**Brano scelto**
_ _ _ _ _ _ _

Ascoli - E’ tempo di olio nuovo, i frantoi stanno lavorando a pieno regime e per fortuna i report fanno dimenticare la stagione passata che ha visto quasi tutta Italia a corto del prezioso e salutare nettare.
Però arriva la notizia che non ti aspetti: la Capitaneria di Porto che va a controllare gli scarichi di un prestigioso oleificio della vallata picena.
E’ uno dei problemi del nostro Paese, dove i legislatori a volte non incrociano i dati sulle competenze di controllo di molte strutture statali, regionali e provinciali.
Non stiamo dicendo che il personale della Capitaneria non stessero svolgendo compiti che spettano loro, ma il loro fondamentale supporto, sia in termini di prevenzione che di aiuto, convalidato dalle cronache recenti e passate in mare aperto su diversi fronti, lo immagini tradizionalmente su quel fronte.

_ _ _ _ _ _ _

**Raccolta dati**
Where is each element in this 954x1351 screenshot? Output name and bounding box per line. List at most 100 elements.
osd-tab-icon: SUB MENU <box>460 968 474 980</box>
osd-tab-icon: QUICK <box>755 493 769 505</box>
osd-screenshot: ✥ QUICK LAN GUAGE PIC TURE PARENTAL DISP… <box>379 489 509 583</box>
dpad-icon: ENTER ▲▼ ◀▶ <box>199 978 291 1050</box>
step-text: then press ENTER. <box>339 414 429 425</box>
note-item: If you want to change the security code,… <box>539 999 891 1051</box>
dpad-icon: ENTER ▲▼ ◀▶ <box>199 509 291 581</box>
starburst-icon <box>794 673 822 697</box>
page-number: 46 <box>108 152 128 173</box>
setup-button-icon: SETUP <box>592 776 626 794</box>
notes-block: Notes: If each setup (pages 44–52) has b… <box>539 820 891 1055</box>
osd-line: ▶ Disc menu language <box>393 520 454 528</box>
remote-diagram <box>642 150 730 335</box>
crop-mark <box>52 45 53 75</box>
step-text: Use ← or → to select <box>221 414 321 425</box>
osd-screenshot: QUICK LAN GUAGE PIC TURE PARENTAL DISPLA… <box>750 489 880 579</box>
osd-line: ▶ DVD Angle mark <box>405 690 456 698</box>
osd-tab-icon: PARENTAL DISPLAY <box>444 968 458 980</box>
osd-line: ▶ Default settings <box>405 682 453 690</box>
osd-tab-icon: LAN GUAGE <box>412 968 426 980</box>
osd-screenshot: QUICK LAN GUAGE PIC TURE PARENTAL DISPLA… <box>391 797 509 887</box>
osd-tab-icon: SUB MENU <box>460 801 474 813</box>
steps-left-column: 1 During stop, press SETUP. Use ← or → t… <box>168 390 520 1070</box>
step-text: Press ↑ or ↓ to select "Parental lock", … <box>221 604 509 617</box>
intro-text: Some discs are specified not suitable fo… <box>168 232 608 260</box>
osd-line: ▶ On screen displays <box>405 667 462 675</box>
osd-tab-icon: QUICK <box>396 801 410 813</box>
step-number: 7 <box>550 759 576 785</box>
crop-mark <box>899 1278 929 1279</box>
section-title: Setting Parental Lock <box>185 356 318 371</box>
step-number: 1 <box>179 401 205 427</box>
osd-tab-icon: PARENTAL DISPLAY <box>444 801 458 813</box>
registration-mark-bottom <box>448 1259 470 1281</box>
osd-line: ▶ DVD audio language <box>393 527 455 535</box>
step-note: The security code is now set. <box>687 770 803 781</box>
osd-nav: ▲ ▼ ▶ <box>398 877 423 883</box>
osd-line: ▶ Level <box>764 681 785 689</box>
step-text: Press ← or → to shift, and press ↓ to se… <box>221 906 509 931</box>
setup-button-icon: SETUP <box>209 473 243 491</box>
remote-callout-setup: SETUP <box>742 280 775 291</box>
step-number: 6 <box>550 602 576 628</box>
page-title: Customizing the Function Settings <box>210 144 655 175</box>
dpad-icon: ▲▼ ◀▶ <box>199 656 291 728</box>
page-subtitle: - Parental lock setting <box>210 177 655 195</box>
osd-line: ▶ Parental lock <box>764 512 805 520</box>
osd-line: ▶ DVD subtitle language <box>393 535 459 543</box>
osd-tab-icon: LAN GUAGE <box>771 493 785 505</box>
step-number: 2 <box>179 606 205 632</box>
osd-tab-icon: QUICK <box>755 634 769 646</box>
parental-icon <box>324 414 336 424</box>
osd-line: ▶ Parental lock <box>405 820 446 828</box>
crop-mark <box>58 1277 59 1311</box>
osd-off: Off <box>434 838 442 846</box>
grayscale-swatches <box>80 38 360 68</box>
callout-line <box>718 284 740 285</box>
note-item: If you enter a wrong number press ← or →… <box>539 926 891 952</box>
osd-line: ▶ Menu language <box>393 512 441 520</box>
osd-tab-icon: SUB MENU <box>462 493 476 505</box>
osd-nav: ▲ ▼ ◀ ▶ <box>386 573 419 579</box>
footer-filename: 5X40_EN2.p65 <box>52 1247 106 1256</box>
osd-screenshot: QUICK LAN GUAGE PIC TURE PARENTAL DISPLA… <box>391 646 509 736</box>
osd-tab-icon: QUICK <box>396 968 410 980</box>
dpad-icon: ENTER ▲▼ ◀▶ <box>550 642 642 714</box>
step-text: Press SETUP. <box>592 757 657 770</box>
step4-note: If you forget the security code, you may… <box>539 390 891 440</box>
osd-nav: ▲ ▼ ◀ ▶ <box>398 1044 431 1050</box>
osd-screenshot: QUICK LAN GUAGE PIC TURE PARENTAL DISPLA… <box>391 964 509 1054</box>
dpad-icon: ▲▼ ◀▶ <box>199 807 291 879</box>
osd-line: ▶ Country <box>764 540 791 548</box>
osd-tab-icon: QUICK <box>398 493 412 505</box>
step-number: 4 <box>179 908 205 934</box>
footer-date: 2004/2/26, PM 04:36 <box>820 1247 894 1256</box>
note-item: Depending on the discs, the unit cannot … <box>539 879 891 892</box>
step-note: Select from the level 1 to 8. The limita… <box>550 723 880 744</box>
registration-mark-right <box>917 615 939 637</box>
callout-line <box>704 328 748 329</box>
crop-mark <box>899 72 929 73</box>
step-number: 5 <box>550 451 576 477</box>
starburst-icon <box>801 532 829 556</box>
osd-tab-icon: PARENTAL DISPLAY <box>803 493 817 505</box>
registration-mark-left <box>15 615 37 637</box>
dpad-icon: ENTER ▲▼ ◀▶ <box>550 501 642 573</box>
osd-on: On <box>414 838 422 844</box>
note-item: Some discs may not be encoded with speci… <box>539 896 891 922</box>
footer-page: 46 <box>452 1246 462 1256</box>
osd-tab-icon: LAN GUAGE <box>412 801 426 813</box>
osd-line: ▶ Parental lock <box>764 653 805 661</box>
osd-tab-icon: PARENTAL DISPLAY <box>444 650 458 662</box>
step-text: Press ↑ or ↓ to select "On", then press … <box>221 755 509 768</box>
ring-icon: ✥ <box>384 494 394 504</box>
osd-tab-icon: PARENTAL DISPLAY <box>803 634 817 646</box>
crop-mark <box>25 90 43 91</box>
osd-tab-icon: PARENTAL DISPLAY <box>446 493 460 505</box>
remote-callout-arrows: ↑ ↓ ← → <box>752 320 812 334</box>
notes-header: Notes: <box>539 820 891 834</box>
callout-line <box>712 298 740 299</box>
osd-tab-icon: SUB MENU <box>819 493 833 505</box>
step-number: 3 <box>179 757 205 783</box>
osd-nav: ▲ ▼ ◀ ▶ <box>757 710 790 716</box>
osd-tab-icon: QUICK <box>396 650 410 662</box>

_ _ _ _ _ _ _

**Esercizi proposti**
• A. Nel brano sull'olio nuovo ad Ascoli, chi va a controllare gli scarichi dell'oleificio della vallata picena?
• B. Prosegui il brano sull'olio nuovo ad Ascoli dopo la sua ultima frase.

**Risposte per esercizio**
• A. La Capitaneria di Porto.

• B.
Anche perché altre strutture, dal Noe e al Nas dei Carabinieri, all’antifrode della Guardia di Finanza, alle agenzie regionali come l’Arpam, sono già addette a questi compiti.
La lamentela di molti produttori in olivicoltura è quella del tempo impiegato e tolto al lavoro del controllo. “Non è che non si vogliano i controlli – dice il prof. Leonardo Seghetti –presidente del Consorzio di tutela dell’oliva ascolana del Piceno Dop – ma quando un imprenditore agricolo se ne vede accumulare dieci, quando una solo ente potrebbe farli tutti e in un’unica soluzione, non sta chiedendo la luna. Sta chiedendo di essere controllato in modo razionale, senza però essere penalizzato nelle ore di tempo da dedicare al lavoro”.
Come dar torto al prof. Seghetti?
E per tornare agli scarichi di un frantoio, occorre anche specificare che si tratta di scarichi vegetali, quindi biologici, non si immetterebbero comunque in acqua sostanze cancerogene o chimicamente distruttive.
Forse sono altri e ad altre realtà a dover essere controllate che spesso lavorano nell’illegittimità a discapito della comunità.